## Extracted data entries
☆ ☆ ☆

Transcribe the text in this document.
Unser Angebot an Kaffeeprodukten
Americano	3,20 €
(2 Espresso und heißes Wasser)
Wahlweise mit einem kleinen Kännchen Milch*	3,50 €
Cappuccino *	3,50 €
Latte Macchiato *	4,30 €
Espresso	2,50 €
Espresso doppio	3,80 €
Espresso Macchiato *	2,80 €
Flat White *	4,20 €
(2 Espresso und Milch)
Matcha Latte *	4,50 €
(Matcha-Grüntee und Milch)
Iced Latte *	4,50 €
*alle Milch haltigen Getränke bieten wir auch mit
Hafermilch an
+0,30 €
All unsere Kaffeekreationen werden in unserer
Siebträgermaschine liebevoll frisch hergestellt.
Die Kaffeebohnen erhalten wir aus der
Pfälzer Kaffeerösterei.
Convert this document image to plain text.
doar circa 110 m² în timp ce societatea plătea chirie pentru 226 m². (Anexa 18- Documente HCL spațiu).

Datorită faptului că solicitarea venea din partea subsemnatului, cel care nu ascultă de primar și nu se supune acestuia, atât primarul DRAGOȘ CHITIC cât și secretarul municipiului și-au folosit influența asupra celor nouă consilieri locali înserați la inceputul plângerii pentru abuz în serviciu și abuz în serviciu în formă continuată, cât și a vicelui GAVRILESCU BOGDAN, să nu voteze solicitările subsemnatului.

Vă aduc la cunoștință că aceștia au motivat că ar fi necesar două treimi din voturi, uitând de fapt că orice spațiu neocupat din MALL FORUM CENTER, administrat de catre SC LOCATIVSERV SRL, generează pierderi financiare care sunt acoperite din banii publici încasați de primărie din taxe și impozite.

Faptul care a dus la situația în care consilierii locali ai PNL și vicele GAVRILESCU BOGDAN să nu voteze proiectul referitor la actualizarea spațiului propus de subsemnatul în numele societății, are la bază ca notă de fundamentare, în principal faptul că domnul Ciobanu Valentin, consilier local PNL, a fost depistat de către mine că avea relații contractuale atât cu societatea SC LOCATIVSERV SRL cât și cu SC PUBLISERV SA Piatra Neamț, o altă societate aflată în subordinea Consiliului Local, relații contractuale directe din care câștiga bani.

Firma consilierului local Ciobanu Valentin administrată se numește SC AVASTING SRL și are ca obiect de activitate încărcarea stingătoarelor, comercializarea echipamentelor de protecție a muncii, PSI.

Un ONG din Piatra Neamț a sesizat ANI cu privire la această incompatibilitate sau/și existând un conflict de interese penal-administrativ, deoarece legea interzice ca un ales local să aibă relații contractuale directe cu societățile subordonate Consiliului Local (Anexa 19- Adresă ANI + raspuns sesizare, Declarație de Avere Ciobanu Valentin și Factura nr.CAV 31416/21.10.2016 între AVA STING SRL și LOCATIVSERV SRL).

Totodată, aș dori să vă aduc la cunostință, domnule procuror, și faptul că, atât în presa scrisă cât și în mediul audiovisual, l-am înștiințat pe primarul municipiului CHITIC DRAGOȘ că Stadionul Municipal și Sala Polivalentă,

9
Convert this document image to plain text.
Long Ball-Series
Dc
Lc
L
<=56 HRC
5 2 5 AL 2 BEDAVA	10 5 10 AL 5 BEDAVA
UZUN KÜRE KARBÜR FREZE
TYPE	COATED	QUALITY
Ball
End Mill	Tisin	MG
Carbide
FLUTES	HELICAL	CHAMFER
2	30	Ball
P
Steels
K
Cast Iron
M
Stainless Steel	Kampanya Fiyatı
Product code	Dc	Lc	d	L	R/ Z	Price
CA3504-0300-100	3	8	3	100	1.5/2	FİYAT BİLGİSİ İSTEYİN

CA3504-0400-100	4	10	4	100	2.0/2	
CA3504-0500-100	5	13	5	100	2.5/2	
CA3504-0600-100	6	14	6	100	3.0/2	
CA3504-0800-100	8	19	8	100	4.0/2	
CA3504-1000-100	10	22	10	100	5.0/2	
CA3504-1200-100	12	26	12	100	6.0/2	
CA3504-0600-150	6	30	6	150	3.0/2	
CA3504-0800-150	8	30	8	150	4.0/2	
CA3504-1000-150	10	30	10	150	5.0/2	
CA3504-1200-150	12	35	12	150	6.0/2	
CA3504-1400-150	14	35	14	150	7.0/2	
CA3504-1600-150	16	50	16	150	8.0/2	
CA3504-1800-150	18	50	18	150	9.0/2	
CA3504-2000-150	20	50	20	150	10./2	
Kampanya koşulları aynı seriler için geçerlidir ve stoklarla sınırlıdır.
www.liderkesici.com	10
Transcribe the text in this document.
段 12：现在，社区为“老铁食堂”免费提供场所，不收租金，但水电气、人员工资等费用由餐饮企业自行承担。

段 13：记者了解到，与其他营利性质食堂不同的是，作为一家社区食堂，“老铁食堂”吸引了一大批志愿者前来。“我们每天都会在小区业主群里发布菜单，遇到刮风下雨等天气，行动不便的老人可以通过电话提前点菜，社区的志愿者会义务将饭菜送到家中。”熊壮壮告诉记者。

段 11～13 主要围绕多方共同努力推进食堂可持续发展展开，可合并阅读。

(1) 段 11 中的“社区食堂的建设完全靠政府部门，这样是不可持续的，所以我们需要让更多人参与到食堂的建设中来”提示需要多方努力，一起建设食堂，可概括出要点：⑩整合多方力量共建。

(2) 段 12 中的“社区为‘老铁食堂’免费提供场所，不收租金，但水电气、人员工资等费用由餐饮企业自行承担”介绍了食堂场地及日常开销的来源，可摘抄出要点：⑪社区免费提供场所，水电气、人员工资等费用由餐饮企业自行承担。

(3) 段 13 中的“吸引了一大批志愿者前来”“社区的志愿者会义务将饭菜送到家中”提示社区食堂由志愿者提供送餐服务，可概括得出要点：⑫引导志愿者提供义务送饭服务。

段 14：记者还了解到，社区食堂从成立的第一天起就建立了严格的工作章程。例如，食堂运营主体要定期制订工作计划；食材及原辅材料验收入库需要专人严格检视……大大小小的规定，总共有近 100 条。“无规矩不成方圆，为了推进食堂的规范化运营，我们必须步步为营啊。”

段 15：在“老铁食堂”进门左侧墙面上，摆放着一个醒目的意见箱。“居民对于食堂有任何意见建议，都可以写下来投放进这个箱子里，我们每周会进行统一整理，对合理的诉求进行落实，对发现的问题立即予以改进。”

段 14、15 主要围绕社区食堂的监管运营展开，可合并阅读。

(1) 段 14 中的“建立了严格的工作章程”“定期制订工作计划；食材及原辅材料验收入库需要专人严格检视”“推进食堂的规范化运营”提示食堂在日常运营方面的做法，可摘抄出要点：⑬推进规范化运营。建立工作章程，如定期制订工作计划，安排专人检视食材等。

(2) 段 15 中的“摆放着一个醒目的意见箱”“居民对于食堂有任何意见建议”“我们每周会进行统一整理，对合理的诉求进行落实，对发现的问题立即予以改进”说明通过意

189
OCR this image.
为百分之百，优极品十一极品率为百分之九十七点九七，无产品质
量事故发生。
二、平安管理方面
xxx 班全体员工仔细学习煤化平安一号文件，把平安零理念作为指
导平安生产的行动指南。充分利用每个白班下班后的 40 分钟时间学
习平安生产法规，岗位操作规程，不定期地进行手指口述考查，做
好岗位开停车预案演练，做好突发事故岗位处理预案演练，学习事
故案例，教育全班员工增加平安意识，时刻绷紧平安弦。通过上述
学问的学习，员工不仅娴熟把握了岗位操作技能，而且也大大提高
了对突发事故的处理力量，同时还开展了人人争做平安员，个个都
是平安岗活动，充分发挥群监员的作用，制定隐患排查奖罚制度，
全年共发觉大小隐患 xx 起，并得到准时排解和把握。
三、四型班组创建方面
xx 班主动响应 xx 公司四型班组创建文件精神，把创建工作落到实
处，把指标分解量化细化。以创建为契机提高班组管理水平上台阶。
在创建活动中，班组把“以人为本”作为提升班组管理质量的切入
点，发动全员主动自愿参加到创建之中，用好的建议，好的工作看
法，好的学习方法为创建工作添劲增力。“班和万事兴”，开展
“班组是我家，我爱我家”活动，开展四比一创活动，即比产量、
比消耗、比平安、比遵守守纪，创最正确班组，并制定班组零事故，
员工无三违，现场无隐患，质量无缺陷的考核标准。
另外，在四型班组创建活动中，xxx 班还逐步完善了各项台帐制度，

☆ ☆ ☆

Pull out and copy each line containing the string "免费提供场所".

## Task answer
段 12：现在，社区为“老铁食堂”免费提供场所，不收租金，但水电气、人员工资等费用由餐饮企业自行承担。
(2) 段 12 中的“社区为‘老铁食堂’免费提供场所，不收租金，但水电气、人员工资等费用由餐饮企业自行承担”介绍了食堂场地及日常开销的来源，可摘抄出要点：⑪社区免费提供场所，水电气、人员工资等费用由餐饮企业自行承担。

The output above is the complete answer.